## What needs to be done
Below are some records; give them all again exactly, but not the pictures.

Figure collection entries
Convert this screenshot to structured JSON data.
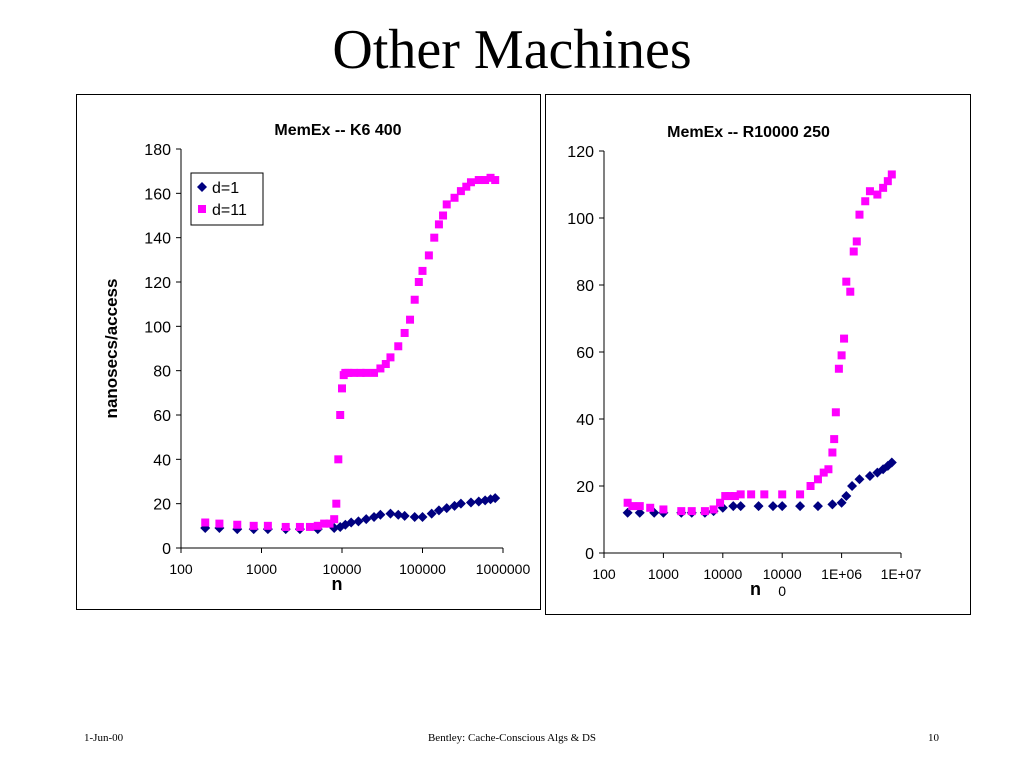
{
  "slide": {
    "title": "Other Machines",
    "footer_left": "1-Jun-00",
    "footer_center": "Bentley: Cache-Conscious Algs & DS",
    "footer_right": "10"
  },
  "colors": {
    "series_d1": "#000080",
    "series_d11": "#ff00ff",
    "background": "#ffffff",
    "axis": "#000000"
  },
  "chart_data": [
    {
      "type": "scatter",
      "title": "MemEx -- K6 400",
      "xlabel": "n",
      "ylabel": "nanosecs/access",
      "xscale": "log",
      "xlim": [
        100,
        1000000
      ],
      "ylim": [
        0,
        180
      ],
      "yticks": [
        0,
        20,
        40,
        60,
        80,
        100,
        120,
        140,
        160,
        180
      ],
      "ytick_labels": [
        "0",
        "20",
        "40",
        "60",
        "80",
        "100",
        "120",
        "140",
        "160",
        "180"
      ],
      "xticks": [
        100,
        1000,
        10000,
        100000,
        1000000
      ],
      "xtick_labels": [
        "100",
        "1000",
        "10000",
        "100000",
        "1000000"
      ],
      "legend": "top-left",
      "series": [
        {
          "name": "d=1",
          "marker": "diamond",
          "color": "#000080",
          "x": [
            200,
            300,
            500,
            800,
            1200,
            2000,
            3000,
            5000,
            8000,
            9500,
            11000,
            13000,
            16000,
            20000,
            25000,
            30000,
            40000,
            50000,
            60000,
            80000,
            100000,
            130000,
            160000,
            200000,
            250000,
            300000,
            400000,
            500000,
            600000,
            700000,
            800000
          ],
          "y": [
            9,
            9,
            8.5,
            8.5,
            8.5,
            8.5,
            8.5,
            8.5,
            9,
            9.5,
            10.5,
            11.5,
            12,
            13,
            14,
            15,
            15.5,
            15,
            14.5,
            14,
            14,
            15.5,
            17,
            18,
            19,
            20,
            20.5,
            21,
            21.5,
            22,
            22.5
          ]
        },
        {
          "name": "d=11",
          "marker": "square",
          "color": "#ff00ff",
          "x": [
            200,
            300,
            500,
            800,
            1200,
            2000,
            3000,
            4000,
            5000,
            6000,
            7000,
            8000,
            8500,
            9000,
            9500,
            10000,
            10500,
            11000,
            12000,
            14000,
            17000,
            20000,
            25000,
            30000,
            35000,
            40000,
            50000,
            60000,
            70000,
            80000,
            90000,
            100000,
            120000,
            140000,
            160000,
            180000,
            200000,
            250000,
            300000,
            350000,
            400000,
            500000,
            600000,
            700000,
            800000
          ],
          "y": [
            11.5,
            11,
            10.5,
            10,
            10,
            9.5,
            9.5,
            9.5,
            10,
            11,
            11,
            13,
            20,
            40,
            60,
            72,
            78,
            79,
            79,
            79,
            79,
            79,
            79,
            81,
            83,
            86,
            91,
            97,
            103,
            112,
            120,
            125,
            132,
            140,
            146,
            150,
            155,
            158,
            161,
            163,
            165,
            166,
            166,
            167,
            166
          ]
        }
      ]
    },
    {
      "type": "scatter",
      "title": "MemEx -- R10000 250",
      "xlabel": "n",
      "ylabel": "",
      "xscale": "log",
      "xlim": [
        100,
        10000000
      ],
      "ylim": [
        0,
        120
      ],
      "yticks": [
        0,
        20,
        40,
        60,
        80,
        100,
        120
      ],
      "ytick_labels": [
        "0",
        "20",
        "40",
        "60",
        "80",
        "100",
        "120"
      ],
      "xticks": [
        100,
        1000,
        10000,
        100000,
        1000000,
        10000000
      ],
      "xtick_labels": [
        "100",
        "1000",
        "10000",
        "10000\n0",
        "1E+06",
        "1E+07"
      ],
      "legend": "none",
      "series": [
        {
          "name": "d=1",
          "marker": "diamond",
          "color": "#000080",
          "x": [
            250,
            400,
            700,
            1000,
            2000,
            3000,
            5000,
            7000,
            10000,
            15000,
            20000,
            40000,
            70000,
            100000,
            200000,
            400000,
            700000,
            1000000,
            1200000,
            1500000,
            2000000,
            3000000,
            4000000,
            5000000,
            6000000,
            7000000
          ],
          "y": [
            12,
            12,
            12,
            12,
            12,
            12,
            12,
            12.5,
            13.5,
            14,
            14,
            14,
            14,
            14,
            14,
            14,
            14.5,
            15,
            17,
            20,
            22,
            23,
            24,
            25,
            26,
            27
          ]
        },
        {
          "name": "d=11",
          "marker": "square",
          "color": "#ff00ff",
          "x": [
            250,
            300,
            400,
            600,
            1000,
            2000,
            3000,
            5000,
            7000,
            9000,
            11000,
            13000,
            16000,
            20000,
            30000,
            50000,
            100000,
            200000,
            300000,
            400000,
            500000,
            600000,
            700000,
            750000,
            800000,
            900000,
            1000000,
            1100000,
            1200000,
            1400000,
            1600000,
            1800000,
            2000000,
            2500000,
            3000000,
            4000000,
            5000000,
            6000000,
            7000000
          ],
          "y": [
            15,
            14,
            14,
            13.5,
            13,
            12.5,
            12.5,
            12.5,
            13,
            15,
            17,
            17,
            17,
            17.5,
            17.5,
            17.5,
            17.5,
            17.5,
            20,
            22,
            24,
            25,
            30,
            34,
            42,
            55,
            59,
            64,
            81,
            78,
            90,
            93,
            101,
            105,
            108,
            107,
            109,
            111,
            113
          ]
        }
      ]
    }
  ]
}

## Solution below
Convert this screenshot to structured JSON data.
{
  "slide": {
    "title": "Other Machines",
    "footer_left": "1-Jun-00",
    "footer_center": "Bentley: Cache-Conscious Algs & DS",
    "footer_right": "10"
  },
  "colors": {
    "series_d1": "#000080",
    "series_d11": "#ff00ff",
    "background": "#ffffff",
    "axis": "#000000"
  },
  "chart_data": [
    {
      "type": "scatter",
      "title": "MemEx -- K6 400",
      "xlabel": "n",
      "ylabel": "nanosecs/access",
      "xscale": "log",
      "xlim": [
        100,
        1000000
      ],
      "ylim": [
        0,
        180
      ],
      "yticks": [
        0,
        20,
        40,
        60,
        80,
        100,
        120,
        140,
        160,
        180
      ],
      "ytick_labels": [
        "0",
        "20",
        "40",
        "60",
        "80",
        "100",
        "120",
        "140",
        "160",
        "180"
      ],
      "xticks": [
        100,
        1000,
        10000,
        100000,
        1000000
      ],
      "xtick_labels": [
        "100",
        "1000",
        "10000",
        "100000",
        "1000000"
      ],
      "legend": "top-left",
      "series": [
        {
          "name": "d=1",
          "marker": "diamond",
          "color": "#000080",
          "x": [
            200,
            300,
            500,
            800,
            1200,
            2000,
            3000,
            5000,
            8000,
            9500,
            11000,
            13000,
            16000,
            20000,
            25000,
            30000,
            40000,
            50000,
            60000,
            80000,
            100000,
            130000,
            160000,
            200000,
            250000,
            300000,
            400000,
            500000,
            600000,
            700000,
            800000
          ],
          "y": [
            9,
            9,
            8.5,
            8.5,
            8.5,
            8.5,
            8.5,
            8.5,
            9,
            9.5,
            10.5,
            11.5,
            12,
            13,
            14,
            15,
            15.5,
            15,
            14.5,
            14,
            14,
            15.5,
            17,
            18,
            19,
            20,
            20.5,
            21,
            21.5,
            22,
            22.5
          ]
        },
        {
          "name": "d=11",
          "marker": "square",
          "color": "#ff00ff",
          "x": [
            200,
            300,
            500,
            800,
            1200,
            2000,
            3000,
            4000,
            5000,
            6000,
            7000,
            8000,
            8500,
            9000,
            9500,
            10000,
            10500,
            11000,
            12000,
            14000,
            17000,
            20000,
            25000,
            30000,
            35000,
            40000,
            50000,
            60000,
            70000,
            80000,
            90000,
            100000,
            120000,
            140000,
            160000,
            180000,
            200000,
            250000,
            300000,
            350000,
            400000,
            500000,
            600000,
            700000,
            800000
          ],
          "y": [
            11.5,
            11,
            10.5,
            10,
            10,
            9.5,
            9.5,
            9.5,
            10,
            11,
            11,
            13,
            20,
            40,
            60,
            72,
            78,
            79,
            79,
            79,
            79,
            79,
            79,
            81,
            83,
            86,
            91,
            97,
            103,
            112,
            120,
            125,
            132,
            140,
            146,
            150,
            155,
            158,
            161,
            163,
            165,
            166,
            166,
            167,
            166
          ]
        }
      ]
    },
    {
      "type": "scatter",
      "title": "MemEx -- R10000 250",
      "xlabel": "n",
      "ylabel": "",
      "xscale": "log",
      "xlim": [
        100,
        10000000
      ],
      "ylim": [
        0,
        120
      ],
      "yticks": [
        0,
        20,
        40,
        60,
        80,
        100,
        120
      ],
      "ytick_labels": [
        "0",
        "20",
        "40",
        "60",
        "80",
        "100",
        "120"
      ],
      "xticks": [
        100,
        1000,
        10000,
        100000,
        1000000,
        10000000
      ],
      "xtick_labels": [
        "100",
        "1000",
        "10000",
        "10000\n0",
        "1E+06",
        "1E+07"
      ],
      "legend": "none",
      "series": [
        {
          "name": "d=1",
          "marker": "diamond",
          "color": "#000080",
          "x": [
            250,
            400,
            700,
            1000,
            2000,
            3000,
            5000,
            7000,
            10000,
            15000,
            20000,
            40000,
            70000,
            100000,
            200000,
            400000,
            700000,
            1000000,
            1200000,
            1500000,
            2000000,
            3000000,
            4000000,
            5000000,
            6000000,
            7000000
          ],
          "y": [
            12,
            12,
            12,
            12,
            12,
            12,
            12,
            12.5,
            13.5,
            14,
            14,
            14,
            14,
            14,
            14,
            14,
            14.5,
            15,
            17,
            20,
            22,
            23,
            24,
            25,
            26,
            27
          ]
        },
        {
          "name": "d=11",
          "marker": "square",
          "color": "#ff00ff",
          "x": [
            250,
            300,
            400,
            600,
            1000,
            2000,
            3000,
            5000,
            7000,
            9000,
            11000,
            13000,
            16000,
            20000,
            30000,
            50000,
            100000,
            200000,
            300000,
            400000,
            500000,
            600000,
            700000,
            750000,
            800000,
            900000,
            1000000,
            1100000,
            1200000,
            1400000,
            1600000,
            1800000,
            2000000,
            2500000,
            3000000,
            4000000,
            5000000,
            6000000,
            7000000
          ],
          "y": [
            15,
            14,
            14,
            13.5,
            13,
            12.5,
            12.5,
            12.5,
            13,
            15,
            17,
            17,
            17,
            17.5,
            17.5,
            17.5,
            17.5,
            17.5,
            20,
            22,
            24,
            25,
            30,
            34,
            42,
            55,
            59,
            64,
            81,
            78,
            90,
            93,
            101,
            105,
            108,
            107,
            109,
            111,
            113
          ]
        }
      ]
    }
  ]
}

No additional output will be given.